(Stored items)
________
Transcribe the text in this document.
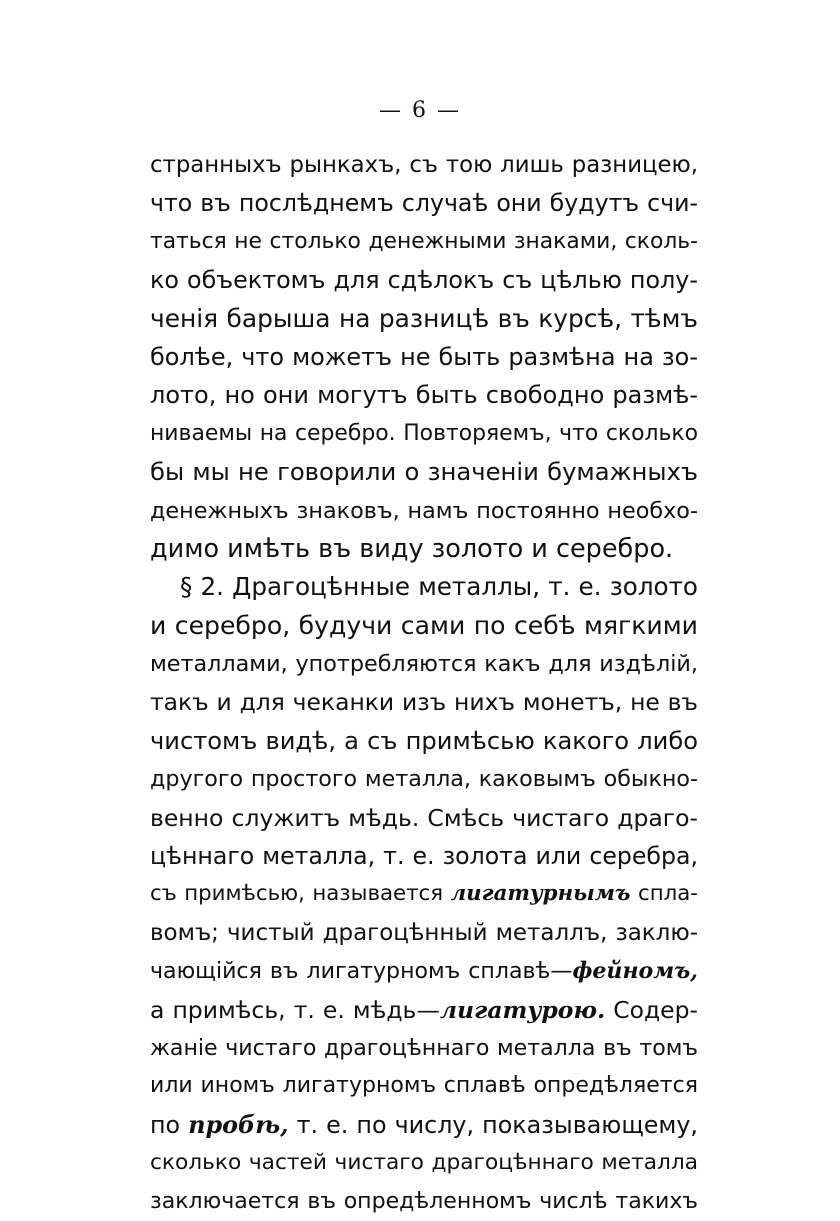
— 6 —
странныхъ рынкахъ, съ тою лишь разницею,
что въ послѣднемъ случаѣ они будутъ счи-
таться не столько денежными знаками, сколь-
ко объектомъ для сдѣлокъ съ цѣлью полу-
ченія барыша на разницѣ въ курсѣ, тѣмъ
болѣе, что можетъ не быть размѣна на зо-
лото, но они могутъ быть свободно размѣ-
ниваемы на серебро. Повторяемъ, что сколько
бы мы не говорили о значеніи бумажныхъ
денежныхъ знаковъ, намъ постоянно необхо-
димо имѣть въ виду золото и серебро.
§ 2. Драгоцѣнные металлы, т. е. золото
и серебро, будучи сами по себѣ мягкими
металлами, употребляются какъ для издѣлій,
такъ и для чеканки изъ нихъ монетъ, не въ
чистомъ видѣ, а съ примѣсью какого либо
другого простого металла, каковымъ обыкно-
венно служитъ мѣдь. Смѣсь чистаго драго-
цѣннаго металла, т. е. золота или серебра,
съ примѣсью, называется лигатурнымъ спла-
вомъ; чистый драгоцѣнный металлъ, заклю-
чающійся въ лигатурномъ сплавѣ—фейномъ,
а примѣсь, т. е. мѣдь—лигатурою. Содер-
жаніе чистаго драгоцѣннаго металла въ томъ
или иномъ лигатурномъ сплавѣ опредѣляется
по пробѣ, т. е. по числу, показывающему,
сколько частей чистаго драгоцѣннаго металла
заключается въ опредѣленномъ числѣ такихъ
________
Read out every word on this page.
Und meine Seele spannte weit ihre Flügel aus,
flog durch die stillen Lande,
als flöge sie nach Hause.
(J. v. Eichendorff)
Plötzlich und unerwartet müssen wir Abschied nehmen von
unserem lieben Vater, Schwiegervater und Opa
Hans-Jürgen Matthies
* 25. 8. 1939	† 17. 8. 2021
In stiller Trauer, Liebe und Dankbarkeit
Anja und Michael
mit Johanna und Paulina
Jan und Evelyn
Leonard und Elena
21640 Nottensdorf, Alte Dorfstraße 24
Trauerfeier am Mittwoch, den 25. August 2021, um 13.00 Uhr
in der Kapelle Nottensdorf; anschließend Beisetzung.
________
* PROBLEM STATEMENT *
Using the material above, copy every line in which the string "примѣсью" occurs.

* COMPLETED EXERCISE *
чистомъ видѣ, а съ примѣсью какого либо
съ примѣсью, называется лигатурнымъ спла-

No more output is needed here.